> **Exercise**: Reproduce only the lines that begin at the line with "Read all visible content and emit it as JSON." and run to the end of the entries; omit every picture.

> **Data for this exercise**:
· · · · · · ·
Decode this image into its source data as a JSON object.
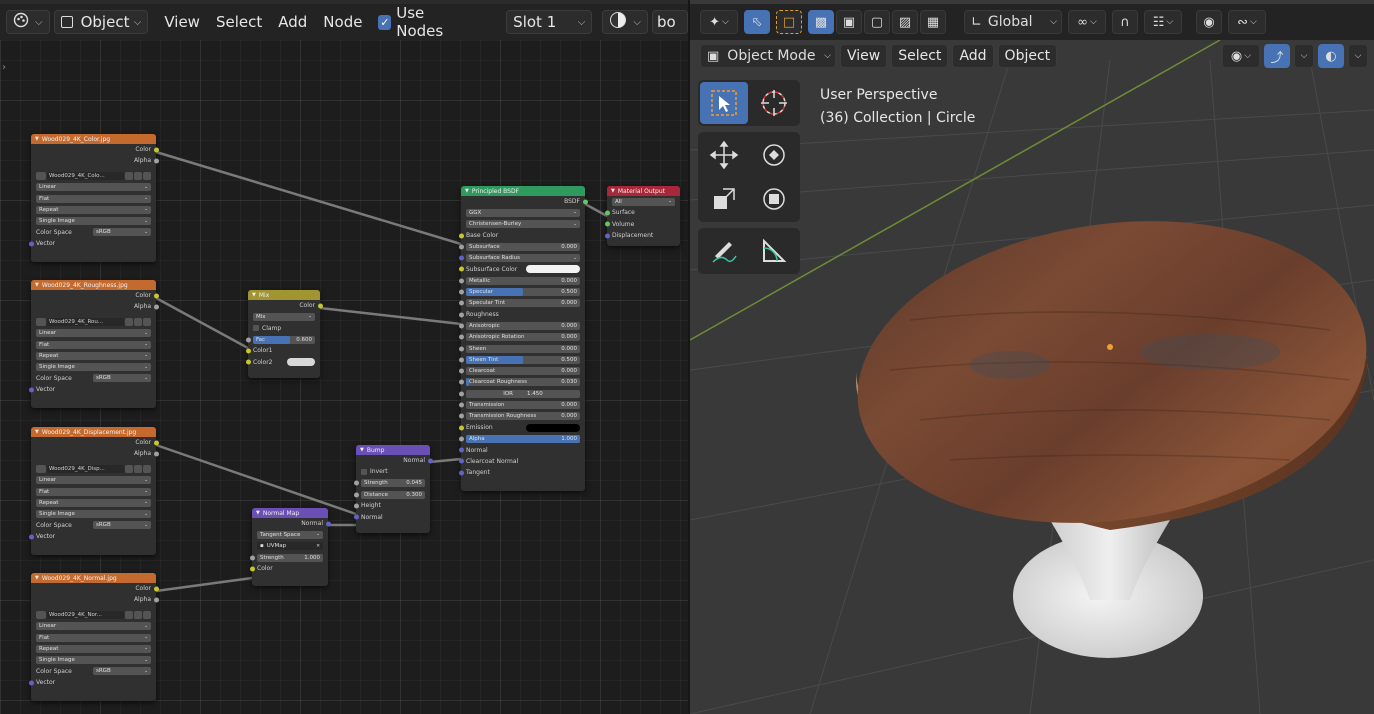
{
  "node_editor": {
    "header": {
      "object_label": "Object",
      "menu": [
        "View",
        "Select",
        "Add",
        "Node"
      ],
      "use_nodes_label": "Use Nodes",
      "slot_label": "Slot 1",
      "truncated_label": "bo"
    },
    "nodes": {
      "color_img": {
        "title": "Wood029_4K_Color.jpg",
        "out_color": "Color",
        "out_alpha": "Alpha",
        "image_name": "Wood029_4K_Colo...",
        "interp": "Linear",
        "proj": "Flat",
        "ext": "Repeat",
        "source": "Single Image",
        "colorspace_label": "Color Space",
        "colorspace_value": "sRGB",
        "in_vector": "Vector"
      },
      "rough_img": {
        "title": "Wood029_4K_Roughness.jpg",
        "out_color": "Color",
        "out_alpha": "Alpha",
        "image_name": "Wood029_4K_Rou...",
        "interp": "Linear",
        "proj": "Flat",
        "ext": "Repeat",
        "source": "Single Image",
        "colorspace_label": "Color Space",
        "colorspace_value": "sRGB",
        "in_vector": "Vector"
      },
      "disp_img": {
        "title": "Wood029_4K_Displacement.jpg",
        "out_color": "Color",
        "out_alpha": "Alpha",
        "image_name": "Wood029_4K_Disp...",
        "interp": "Linear",
        "proj": "Flat",
        "ext": "Repeat",
        "source": "Single Image",
        "colorspace_label": "Color Space",
        "colorspace_value": "sRGB",
        "in_vector": "Vector"
      },
      "normal_img": {
        "title": "Wood029_4K_Normal.jpg",
        "out_color": "Color",
        "out_alpha": "Alpha",
        "image_name": "Wood029_4K_Nor...",
        "interp": "Linear",
        "proj": "Flat",
        "ext": "Repeat",
        "source": "Single Image",
        "colorspace_label": "Color Space",
        "colorspace_value": "sRGB",
        "in_vector": "Vector"
      },
      "mix": {
        "title": "Mix",
        "out_color": "Color",
        "blend": "Mix",
        "clamp": "Clamp",
        "fac_label": "Fac",
        "fac_value": "0.600",
        "fac_fraction": 0.6,
        "color1": "Color1",
        "color2": "Color2"
      },
      "bump": {
        "title": "Bump",
        "out_normal": "Normal",
        "invert": "Invert",
        "strength_label": "Strength",
        "strength_value": "0.045",
        "distance_label": "Distance",
        "distance_value": "0.300",
        "height": "Height",
        "normal": "Normal"
      },
      "normal_map": {
        "title": "Normal Map",
        "out_normal": "Normal",
        "space": "Tangent Space",
        "uvmap": "UVMap",
        "strength_label": "Strength",
        "strength_value": "1.000",
        "color": "Color"
      },
      "principled": {
        "title": "Principled BSDF",
        "out_bsdf": "BSDF",
        "distribution": "GGX",
        "subsurface_method": "Christensen-Burley",
        "base_color": "Base Color",
        "rows": [
          {
            "label": "Subsurface",
            "value": "0.000",
            "fill": 0
          },
          {
            "label": "Subsurface Radius",
            "value": "",
            "fill": 0,
            "dropdown": true
          },
          {
            "label": "Subsurface Color",
            "value": "",
            "swatch": "#f2f2f2"
          },
          {
            "label": "Metallic",
            "value": "0.000",
            "fill": 0
          },
          {
            "label": "Specular",
            "value": "0.500",
            "fill": 0.5
          },
          {
            "label": "Specular Tint",
            "value": "0.000",
            "fill": 0
          },
          {
            "label": "Roughness",
            "value": "",
            "socket_only": true
          },
          {
            "label": "Anisotropic",
            "value": "0.000",
            "fill": 0
          },
          {
            "label": "Anisotropic Rotation",
            "value": "0.000",
            "fill": 0
          },
          {
            "label": "Sheen",
            "value": "0.000",
            "fill": 0
          },
          {
            "label": "Sheen Tint",
            "value": "0.500",
            "fill": 0.5
          },
          {
            "label": "Clearcoat",
            "value": "0.000",
            "fill": 0
          },
          {
            "label": "Clearcoat Roughness",
            "value": "0.030",
            "fill": 0.03
          },
          {
            "label": "IOR",
            "value": "1.450",
            "fill": 0,
            "center": true
          },
          {
            "label": "Transmission",
            "value": "0.000",
            "fill": 0
          },
          {
            "label": "Transmission Roughness",
            "value": "0.000",
            "fill": 0
          },
          {
            "label": "Emission",
            "value": "",
            "swatch": "#000000"
          },
          {
            "label": "Alpha",
            "value": "1.000",
            "fill": 1
          },
          {
            "label": "Normal",
            "value": "",
            "socket_only": true
          },
          {
            "label": "Clearcoat Normal",
            "value": "",
            "socket_only": true
          },
          {
            "label": "Tangent",
            "value": "",
            "socket_only": true
          }
        ]
      },
      "output": {
        "title": "Material Output",
        "target": "All",
        "surface": "Surface",
        "volume": "Volume",
        "displacement": "Displacement"
      }
    }
  },
  "viewport": {
    "header": {
      "orientation": "Global",
      "mode": "Object Mode",
      "menu": [
        "View",
        "Select",
        "Add",
        "Object"
      ]
    },
    "overlay": {
      "view_name": "User Perspective",
      "collection_info": "(36) Collection | Circle"
    },
    "colors": {
      "background": "#393939",
      "accent": "#4772b3",
      "grid_green": "#7b9b3a"
    }
  }
}
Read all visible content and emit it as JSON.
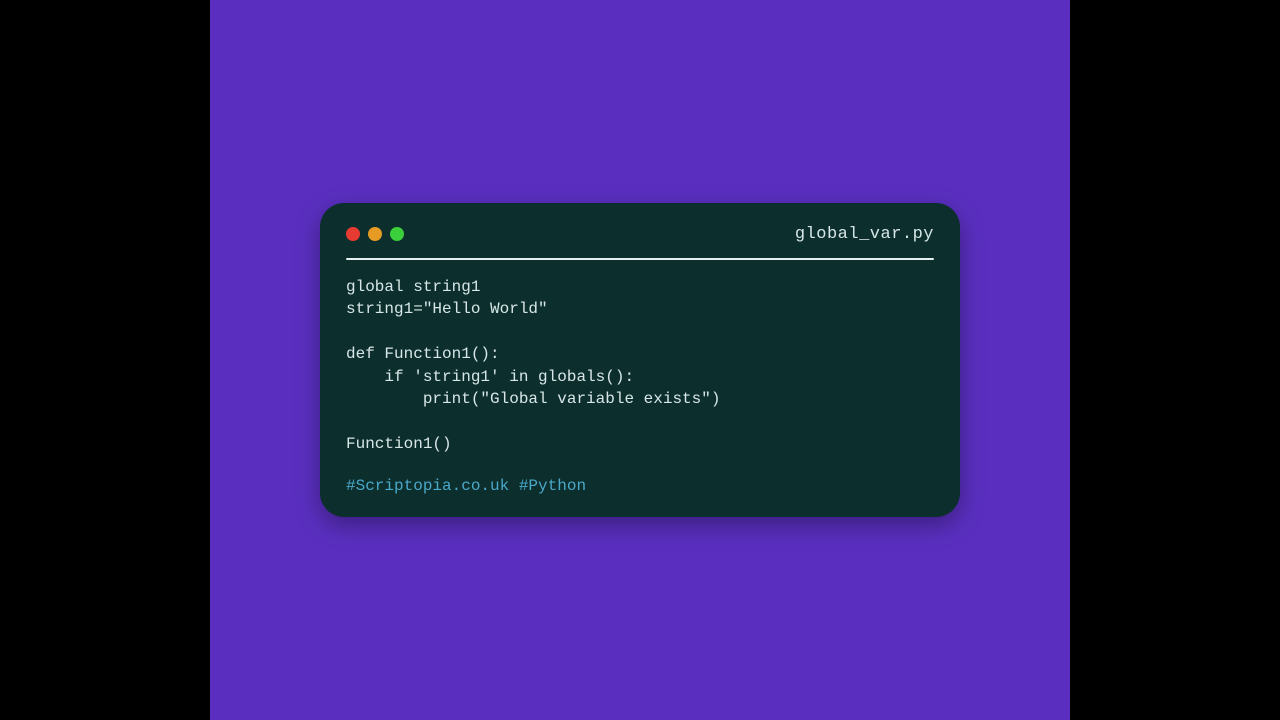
{
  "window": {
    "filename": "global_var.py",
    "traffic_lights": {
      "red": "#e73a31",
      "yellow": "#e59b24",
      "green": "#3bcf3b"
    }
  },
  "code": {
    "line1": "global string1",
    "line2": "string1=\"Hello World\"",
    "line3": "",
    "line4": "def Function1():",
    "line5": "    if 'string1' in globals():",
    "line6": "        print(\"Global variable exists\")",
    "line7": "",
    "line8": "Function1()"
  },
  "hashtags": "#Scriptopia.co.uk #Python"
}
· · · · · · ·
> **Result**:
Read all visible content and emit it as JSON.
{
  "window": {
    "filename": "global_var.py",
    "traffic_lights": {
      "red": "#e73a31",
      "yellow": "#e59b24",
      "green": "#3bcf3b"
    }
  },
  "code": {
    "line1": "global string1",
    "line2": "string1=\"Hello World\"",
    "line3": "",
    "line4": "def Function1():",
    "line5": "    if 'string1' in globals():",
    "line6": "        print(\"Global variable exists\")",
    "line7": "",
    "line8": "Function1()"
  },
  "hashtags": "#Scriptopia.co.uk #Python"
}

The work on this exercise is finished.